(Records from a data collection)
========
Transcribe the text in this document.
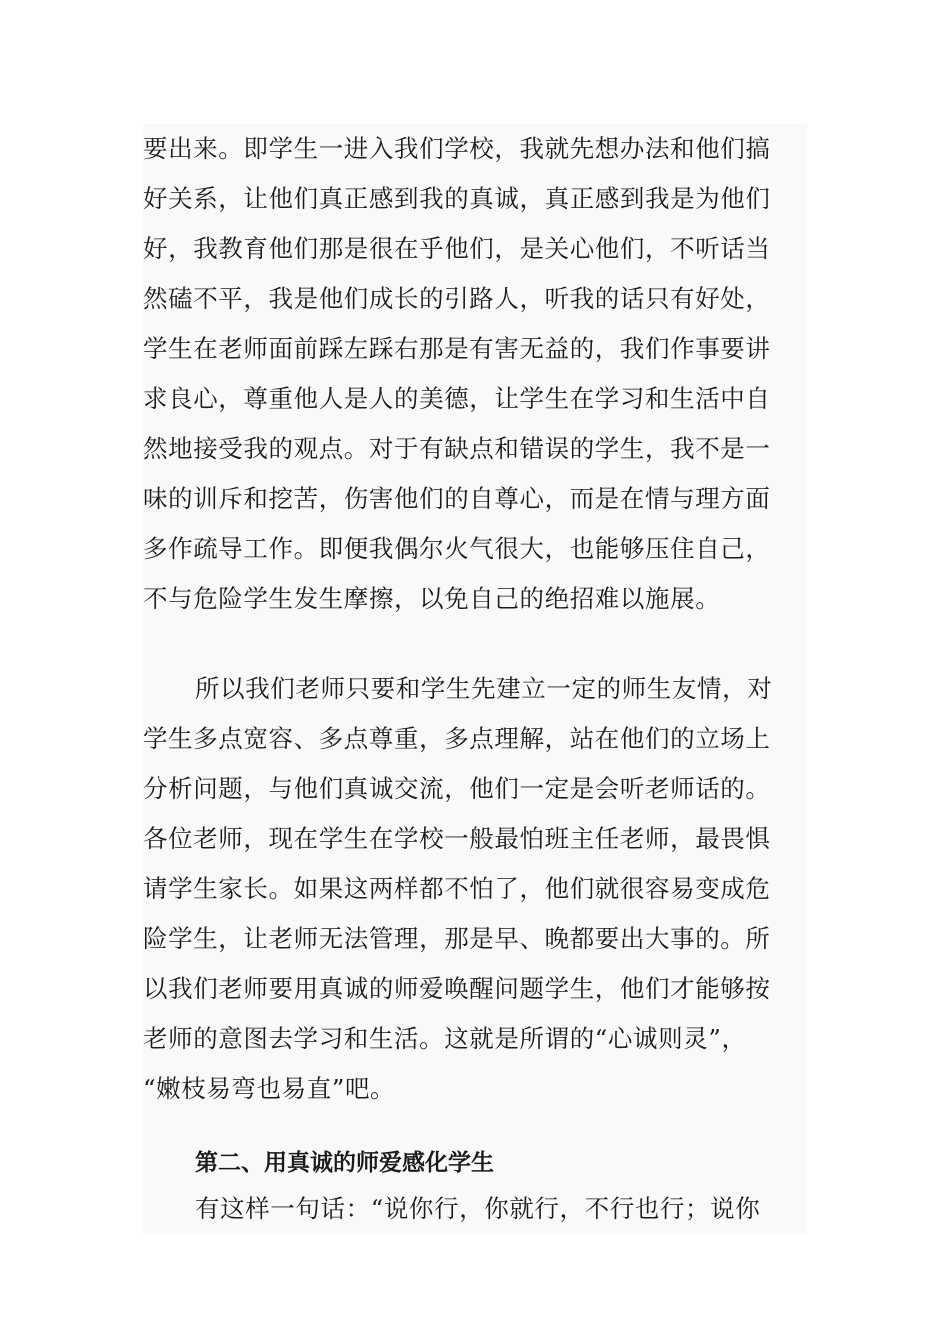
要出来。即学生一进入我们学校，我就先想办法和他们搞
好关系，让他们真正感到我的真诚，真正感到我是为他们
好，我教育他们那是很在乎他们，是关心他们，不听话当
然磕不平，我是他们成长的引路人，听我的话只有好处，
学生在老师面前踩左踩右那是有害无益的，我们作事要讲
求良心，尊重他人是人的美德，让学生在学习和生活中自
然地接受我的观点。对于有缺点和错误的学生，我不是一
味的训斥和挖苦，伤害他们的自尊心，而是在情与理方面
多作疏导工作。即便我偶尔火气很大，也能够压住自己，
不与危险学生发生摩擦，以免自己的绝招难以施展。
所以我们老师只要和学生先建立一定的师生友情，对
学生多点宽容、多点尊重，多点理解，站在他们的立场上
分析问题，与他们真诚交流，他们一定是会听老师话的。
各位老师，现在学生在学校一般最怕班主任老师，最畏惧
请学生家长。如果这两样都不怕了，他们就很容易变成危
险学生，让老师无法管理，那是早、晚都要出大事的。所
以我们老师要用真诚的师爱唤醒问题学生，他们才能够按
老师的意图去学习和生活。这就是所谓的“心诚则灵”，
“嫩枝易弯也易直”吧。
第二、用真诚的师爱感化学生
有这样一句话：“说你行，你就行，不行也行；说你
========
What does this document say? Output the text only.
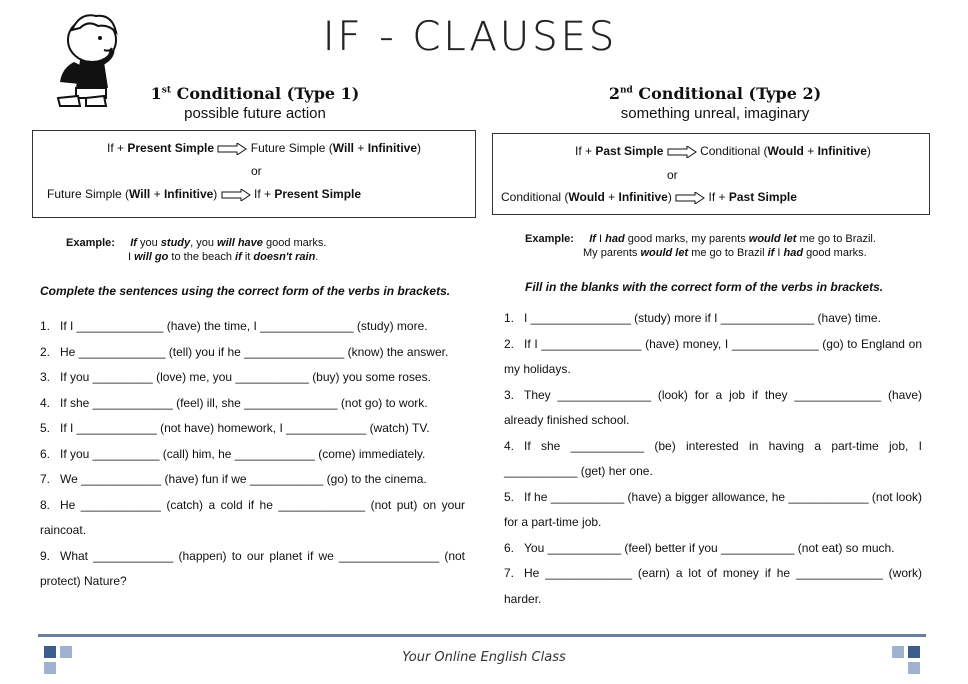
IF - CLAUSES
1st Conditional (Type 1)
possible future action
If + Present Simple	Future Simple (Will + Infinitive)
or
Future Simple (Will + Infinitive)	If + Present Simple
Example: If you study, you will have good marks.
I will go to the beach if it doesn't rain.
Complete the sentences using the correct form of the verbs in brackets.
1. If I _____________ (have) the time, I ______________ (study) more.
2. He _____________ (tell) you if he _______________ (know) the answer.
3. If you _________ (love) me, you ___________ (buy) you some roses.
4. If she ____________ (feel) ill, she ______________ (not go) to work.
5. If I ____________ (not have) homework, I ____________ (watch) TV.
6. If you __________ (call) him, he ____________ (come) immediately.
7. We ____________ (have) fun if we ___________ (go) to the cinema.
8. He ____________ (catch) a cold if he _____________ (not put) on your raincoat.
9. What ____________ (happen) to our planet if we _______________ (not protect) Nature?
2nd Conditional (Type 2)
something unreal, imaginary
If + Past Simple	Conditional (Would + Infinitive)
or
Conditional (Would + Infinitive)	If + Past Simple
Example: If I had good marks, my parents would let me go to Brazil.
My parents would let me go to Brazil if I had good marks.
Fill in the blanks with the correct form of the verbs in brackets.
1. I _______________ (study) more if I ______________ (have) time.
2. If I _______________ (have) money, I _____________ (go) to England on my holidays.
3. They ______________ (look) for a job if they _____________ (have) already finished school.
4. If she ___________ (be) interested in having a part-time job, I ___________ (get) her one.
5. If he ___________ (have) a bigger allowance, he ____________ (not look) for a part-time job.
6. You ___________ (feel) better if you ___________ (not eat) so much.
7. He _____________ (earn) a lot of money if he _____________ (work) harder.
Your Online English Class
========
**Stated problem:**
Check each line of the records for the word "Present", and show the lines that contain it.

**Correct result:**
If + Present Simple	Future Simple (Will + Infinitive)
Future Simple (Will + Infinitive)	If + Present Simple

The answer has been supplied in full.